Copy each line of the material below that includes the string "caption".

# start of Data listing

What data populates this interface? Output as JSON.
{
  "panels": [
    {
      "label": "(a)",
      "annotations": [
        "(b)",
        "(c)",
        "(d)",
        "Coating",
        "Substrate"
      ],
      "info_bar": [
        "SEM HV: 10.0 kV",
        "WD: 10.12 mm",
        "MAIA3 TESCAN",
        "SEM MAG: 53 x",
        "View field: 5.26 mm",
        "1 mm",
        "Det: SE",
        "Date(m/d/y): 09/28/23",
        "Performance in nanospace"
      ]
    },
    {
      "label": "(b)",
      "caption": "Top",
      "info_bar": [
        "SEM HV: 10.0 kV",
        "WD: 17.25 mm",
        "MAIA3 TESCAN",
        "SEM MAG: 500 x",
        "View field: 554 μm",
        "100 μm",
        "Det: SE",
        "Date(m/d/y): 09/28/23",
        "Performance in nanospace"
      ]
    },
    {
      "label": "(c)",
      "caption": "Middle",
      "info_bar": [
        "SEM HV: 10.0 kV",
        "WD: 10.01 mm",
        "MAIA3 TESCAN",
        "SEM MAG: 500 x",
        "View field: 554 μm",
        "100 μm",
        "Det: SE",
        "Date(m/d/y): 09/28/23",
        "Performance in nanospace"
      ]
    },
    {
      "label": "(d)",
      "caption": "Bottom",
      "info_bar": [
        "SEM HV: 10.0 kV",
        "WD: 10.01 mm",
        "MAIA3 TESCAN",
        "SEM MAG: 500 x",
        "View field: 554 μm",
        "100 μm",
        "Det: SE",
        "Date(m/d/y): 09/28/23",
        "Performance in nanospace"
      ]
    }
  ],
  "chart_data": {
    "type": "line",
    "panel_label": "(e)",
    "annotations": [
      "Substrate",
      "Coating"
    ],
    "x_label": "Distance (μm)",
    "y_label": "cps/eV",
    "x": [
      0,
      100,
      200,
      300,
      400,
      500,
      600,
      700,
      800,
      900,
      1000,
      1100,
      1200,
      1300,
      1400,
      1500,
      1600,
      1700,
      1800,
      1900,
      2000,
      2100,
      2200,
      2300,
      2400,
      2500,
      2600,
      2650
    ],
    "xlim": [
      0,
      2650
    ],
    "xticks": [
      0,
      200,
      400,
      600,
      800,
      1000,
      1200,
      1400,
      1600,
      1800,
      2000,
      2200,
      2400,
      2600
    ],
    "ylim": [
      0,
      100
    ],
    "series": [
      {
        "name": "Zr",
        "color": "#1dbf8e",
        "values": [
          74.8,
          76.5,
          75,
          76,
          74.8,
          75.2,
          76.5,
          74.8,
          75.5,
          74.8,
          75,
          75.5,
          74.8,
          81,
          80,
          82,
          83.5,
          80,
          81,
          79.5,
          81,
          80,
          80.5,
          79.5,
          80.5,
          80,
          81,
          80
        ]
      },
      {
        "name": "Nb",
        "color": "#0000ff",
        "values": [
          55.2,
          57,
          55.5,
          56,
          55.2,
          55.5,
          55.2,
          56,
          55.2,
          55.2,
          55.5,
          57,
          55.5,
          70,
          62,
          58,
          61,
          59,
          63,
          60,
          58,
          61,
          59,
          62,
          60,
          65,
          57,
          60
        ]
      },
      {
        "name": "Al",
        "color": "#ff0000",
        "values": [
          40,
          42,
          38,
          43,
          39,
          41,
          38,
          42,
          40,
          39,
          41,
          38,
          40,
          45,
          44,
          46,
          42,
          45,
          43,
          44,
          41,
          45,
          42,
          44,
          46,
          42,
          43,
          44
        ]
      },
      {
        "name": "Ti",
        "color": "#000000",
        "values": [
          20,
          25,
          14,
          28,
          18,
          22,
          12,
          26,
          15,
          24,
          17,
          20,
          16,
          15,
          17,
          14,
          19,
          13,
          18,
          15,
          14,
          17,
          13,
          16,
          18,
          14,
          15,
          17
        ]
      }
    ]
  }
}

# end of Data listing
# start of Data listing

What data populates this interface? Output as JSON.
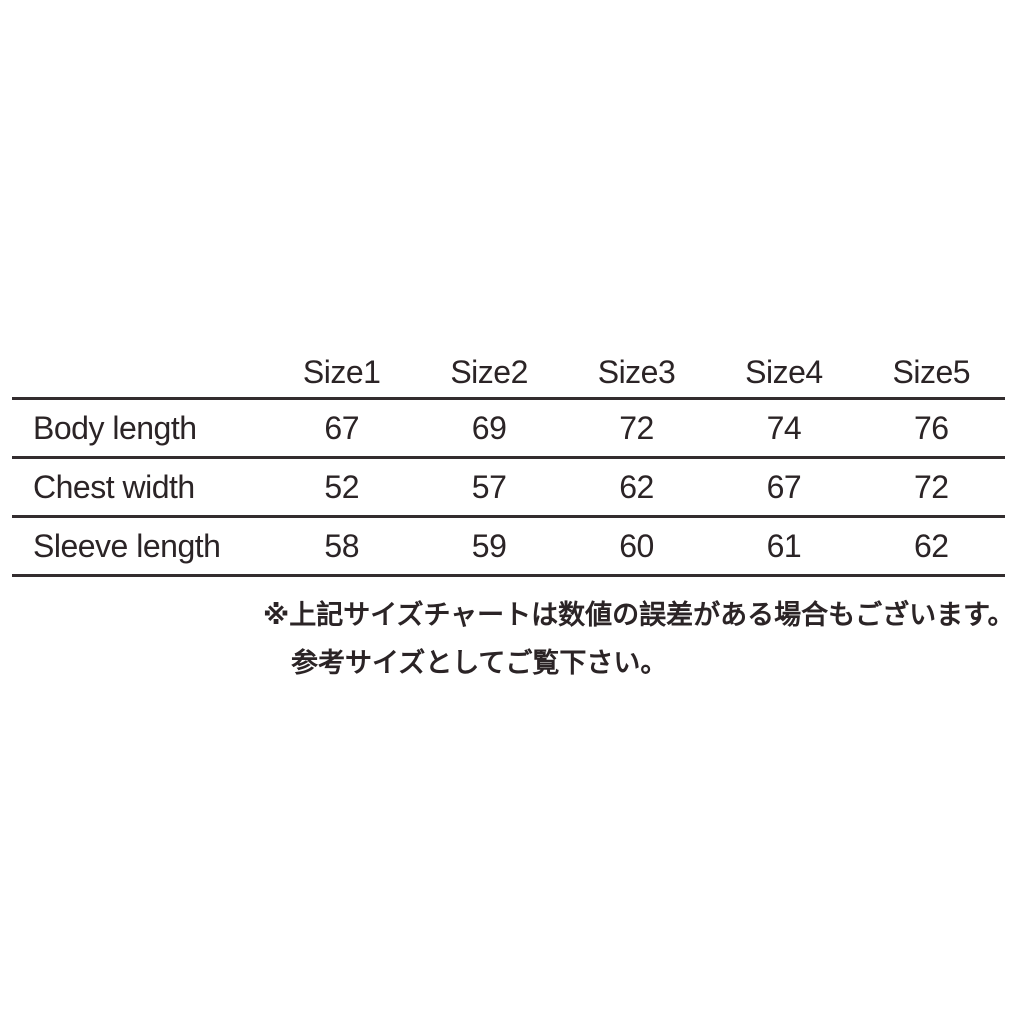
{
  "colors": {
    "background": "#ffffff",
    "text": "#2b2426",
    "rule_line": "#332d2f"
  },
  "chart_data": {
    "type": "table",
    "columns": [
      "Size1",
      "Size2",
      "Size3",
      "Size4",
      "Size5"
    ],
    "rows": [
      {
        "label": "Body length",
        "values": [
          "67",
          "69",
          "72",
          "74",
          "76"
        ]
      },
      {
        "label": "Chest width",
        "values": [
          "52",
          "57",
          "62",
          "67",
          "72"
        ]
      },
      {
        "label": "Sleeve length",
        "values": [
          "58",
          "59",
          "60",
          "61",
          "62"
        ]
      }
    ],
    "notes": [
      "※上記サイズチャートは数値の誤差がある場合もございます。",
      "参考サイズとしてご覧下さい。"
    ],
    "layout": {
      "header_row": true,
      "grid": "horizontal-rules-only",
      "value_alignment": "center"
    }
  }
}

# end of Data listing

Response below >>
      "caption": "Top",
      "caption": "Middle",
      "caption": "Bottom",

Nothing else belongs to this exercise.